DIRECTION
Locate each line in the records containing "önce". Copy it.

WORKING DATA
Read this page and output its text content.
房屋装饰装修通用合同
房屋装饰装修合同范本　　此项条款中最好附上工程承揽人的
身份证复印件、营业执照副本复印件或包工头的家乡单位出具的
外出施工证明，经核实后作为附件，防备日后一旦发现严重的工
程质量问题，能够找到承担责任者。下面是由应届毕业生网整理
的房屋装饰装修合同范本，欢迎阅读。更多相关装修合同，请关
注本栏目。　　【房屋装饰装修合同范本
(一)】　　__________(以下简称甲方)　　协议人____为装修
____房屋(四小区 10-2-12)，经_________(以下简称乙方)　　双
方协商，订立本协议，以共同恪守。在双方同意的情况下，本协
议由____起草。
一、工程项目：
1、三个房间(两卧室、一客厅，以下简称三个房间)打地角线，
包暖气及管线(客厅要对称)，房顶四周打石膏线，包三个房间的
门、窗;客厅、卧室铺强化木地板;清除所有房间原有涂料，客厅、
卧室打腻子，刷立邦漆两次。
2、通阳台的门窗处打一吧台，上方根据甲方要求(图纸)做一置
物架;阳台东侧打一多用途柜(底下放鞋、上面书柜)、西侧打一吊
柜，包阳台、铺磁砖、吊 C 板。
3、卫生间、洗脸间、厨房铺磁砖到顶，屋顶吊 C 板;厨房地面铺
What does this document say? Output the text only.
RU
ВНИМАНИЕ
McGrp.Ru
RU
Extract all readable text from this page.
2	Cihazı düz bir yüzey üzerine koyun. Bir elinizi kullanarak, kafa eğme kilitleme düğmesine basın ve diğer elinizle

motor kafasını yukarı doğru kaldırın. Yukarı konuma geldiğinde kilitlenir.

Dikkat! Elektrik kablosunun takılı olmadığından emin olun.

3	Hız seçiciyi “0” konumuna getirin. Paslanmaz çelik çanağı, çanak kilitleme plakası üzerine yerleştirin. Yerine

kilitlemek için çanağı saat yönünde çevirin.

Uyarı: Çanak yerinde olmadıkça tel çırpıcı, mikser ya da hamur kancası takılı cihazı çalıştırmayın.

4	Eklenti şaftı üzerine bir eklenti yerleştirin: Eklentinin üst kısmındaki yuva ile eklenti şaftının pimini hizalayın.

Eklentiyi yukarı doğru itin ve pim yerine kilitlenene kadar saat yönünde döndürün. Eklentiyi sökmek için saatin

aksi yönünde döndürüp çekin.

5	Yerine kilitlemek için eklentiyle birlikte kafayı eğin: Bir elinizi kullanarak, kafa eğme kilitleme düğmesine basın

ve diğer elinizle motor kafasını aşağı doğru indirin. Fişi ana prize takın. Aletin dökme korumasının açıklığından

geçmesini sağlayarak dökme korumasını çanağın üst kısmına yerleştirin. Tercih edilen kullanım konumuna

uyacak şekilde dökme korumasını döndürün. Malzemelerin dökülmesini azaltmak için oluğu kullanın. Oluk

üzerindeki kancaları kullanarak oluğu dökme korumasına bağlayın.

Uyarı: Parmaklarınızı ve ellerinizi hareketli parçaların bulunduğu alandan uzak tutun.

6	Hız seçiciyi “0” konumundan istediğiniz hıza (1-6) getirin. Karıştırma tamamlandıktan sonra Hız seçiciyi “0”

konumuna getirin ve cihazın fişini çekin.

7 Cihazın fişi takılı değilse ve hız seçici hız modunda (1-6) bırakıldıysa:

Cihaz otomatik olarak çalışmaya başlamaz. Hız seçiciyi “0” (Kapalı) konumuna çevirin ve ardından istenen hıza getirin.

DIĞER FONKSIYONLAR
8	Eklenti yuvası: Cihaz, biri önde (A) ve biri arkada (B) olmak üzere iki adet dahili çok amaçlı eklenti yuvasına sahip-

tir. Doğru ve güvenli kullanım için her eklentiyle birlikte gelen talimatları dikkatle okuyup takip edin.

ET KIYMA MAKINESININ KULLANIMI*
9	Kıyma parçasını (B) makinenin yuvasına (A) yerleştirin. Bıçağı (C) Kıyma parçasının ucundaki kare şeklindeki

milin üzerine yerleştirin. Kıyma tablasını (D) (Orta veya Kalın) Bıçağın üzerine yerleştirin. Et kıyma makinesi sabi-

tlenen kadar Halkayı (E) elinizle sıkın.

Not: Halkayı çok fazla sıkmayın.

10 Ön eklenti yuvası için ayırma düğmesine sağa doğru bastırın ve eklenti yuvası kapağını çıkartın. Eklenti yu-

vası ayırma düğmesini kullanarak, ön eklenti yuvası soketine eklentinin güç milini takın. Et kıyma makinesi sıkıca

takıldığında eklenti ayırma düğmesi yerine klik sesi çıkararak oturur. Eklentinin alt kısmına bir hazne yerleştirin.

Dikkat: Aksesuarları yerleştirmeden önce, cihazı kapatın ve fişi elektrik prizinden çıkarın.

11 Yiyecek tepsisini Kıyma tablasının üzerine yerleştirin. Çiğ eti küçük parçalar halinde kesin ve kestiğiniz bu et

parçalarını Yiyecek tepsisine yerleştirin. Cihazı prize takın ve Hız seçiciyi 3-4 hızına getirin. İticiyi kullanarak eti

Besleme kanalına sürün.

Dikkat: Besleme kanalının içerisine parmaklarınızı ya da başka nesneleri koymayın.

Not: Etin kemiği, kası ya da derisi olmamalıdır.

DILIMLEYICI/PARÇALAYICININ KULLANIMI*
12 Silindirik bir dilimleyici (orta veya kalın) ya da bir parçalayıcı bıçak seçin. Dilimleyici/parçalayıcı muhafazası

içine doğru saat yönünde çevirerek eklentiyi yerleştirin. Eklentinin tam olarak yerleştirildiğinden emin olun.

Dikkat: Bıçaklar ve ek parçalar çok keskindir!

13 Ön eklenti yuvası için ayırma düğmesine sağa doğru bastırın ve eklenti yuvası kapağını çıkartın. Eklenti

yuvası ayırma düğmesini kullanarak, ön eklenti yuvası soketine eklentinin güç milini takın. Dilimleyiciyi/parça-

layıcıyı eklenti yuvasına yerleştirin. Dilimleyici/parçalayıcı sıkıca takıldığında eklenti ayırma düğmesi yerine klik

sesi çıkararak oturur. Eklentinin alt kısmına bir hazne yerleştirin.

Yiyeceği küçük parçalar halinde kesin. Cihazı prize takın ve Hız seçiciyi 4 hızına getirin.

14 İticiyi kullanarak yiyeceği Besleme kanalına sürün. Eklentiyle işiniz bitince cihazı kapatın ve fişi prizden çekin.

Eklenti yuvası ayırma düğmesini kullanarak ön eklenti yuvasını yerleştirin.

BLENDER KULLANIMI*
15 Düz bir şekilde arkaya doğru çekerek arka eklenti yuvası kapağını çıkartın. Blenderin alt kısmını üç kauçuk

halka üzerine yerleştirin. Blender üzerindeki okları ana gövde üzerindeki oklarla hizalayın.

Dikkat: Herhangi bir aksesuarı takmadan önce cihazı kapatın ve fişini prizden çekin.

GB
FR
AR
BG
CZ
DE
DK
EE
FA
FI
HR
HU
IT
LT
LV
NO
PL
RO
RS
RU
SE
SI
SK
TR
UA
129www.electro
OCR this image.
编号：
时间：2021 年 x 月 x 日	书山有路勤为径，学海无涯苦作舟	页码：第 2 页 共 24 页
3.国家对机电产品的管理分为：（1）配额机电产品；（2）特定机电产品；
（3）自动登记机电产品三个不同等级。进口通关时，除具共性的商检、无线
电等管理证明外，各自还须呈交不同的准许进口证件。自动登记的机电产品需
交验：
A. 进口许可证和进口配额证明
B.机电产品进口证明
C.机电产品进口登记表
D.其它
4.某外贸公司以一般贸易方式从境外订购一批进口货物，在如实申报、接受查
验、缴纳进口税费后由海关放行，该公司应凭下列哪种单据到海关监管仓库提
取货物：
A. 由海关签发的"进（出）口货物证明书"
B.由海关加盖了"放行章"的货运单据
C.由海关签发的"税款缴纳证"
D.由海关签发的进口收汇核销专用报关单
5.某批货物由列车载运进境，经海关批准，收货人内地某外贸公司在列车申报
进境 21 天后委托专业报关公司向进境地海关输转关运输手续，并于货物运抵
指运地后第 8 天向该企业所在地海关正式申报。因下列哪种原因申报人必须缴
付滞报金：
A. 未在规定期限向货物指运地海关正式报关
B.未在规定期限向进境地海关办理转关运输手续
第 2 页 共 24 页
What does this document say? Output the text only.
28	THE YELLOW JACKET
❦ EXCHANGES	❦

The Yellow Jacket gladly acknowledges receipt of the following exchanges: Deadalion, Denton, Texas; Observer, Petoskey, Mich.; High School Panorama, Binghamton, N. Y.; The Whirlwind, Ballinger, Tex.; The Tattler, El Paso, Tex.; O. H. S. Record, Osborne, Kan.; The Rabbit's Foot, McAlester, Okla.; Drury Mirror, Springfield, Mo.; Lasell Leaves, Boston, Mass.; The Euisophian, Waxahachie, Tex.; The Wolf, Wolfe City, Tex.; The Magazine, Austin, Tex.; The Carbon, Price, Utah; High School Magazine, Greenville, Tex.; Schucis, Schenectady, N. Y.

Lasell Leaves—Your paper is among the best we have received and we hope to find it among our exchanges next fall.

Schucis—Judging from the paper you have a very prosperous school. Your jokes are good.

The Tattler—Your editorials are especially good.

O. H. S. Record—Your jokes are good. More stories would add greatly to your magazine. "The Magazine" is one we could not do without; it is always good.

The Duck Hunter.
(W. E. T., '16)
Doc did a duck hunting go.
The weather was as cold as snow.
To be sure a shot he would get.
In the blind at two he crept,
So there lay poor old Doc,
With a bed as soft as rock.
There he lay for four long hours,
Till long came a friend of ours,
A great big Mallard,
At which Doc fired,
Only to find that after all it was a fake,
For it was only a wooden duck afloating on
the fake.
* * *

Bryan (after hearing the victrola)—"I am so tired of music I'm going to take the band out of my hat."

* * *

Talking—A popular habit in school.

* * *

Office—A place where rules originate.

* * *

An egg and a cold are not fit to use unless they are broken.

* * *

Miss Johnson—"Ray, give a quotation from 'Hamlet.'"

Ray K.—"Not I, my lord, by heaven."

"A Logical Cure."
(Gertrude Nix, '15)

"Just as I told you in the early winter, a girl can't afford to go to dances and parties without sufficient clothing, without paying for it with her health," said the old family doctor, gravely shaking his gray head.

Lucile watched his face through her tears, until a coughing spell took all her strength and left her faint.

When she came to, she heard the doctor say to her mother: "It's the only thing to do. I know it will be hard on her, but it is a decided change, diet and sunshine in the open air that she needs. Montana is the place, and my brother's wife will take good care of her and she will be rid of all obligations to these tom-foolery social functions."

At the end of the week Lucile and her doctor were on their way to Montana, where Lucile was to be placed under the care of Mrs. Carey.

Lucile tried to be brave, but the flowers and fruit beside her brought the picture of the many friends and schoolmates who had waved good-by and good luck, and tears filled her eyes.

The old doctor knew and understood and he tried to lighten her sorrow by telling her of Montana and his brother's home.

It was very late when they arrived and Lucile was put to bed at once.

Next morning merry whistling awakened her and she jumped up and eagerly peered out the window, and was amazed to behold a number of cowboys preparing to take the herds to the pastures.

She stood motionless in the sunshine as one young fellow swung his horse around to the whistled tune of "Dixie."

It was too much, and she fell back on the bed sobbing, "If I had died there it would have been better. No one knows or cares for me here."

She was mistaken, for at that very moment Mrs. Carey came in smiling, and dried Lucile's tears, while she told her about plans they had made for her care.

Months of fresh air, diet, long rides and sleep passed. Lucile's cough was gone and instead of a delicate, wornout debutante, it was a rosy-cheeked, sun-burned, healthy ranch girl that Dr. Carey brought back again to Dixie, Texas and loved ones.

RESULT FOR THIS EXERCISE
Dikkat: Aksesuarları yerleştirmeden önce, cihazı kapatın ve fişi elektrik prizinden çıkarın.
Dikkat: Herhangi bir aksesuarı takmadan önce cihazı kapatın ve fişini prizden çekin.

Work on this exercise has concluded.